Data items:
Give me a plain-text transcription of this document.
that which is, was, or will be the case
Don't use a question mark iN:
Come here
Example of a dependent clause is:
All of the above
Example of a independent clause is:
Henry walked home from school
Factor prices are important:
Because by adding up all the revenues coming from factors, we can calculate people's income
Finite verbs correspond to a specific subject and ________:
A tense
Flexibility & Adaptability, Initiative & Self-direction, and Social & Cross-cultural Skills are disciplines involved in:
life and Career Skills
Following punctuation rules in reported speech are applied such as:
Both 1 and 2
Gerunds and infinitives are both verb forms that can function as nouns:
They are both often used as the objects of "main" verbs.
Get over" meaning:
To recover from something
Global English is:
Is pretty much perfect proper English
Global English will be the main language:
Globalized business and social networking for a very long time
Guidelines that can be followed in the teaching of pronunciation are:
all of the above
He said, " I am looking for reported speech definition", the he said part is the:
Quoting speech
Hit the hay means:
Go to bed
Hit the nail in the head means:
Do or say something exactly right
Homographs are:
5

Exercise brief: Look through the records and gather each line with the word "from".

The output:
Henry walked home from school
Because by adding up all the revenues coming from factors, we can calculate people's income
To recover from something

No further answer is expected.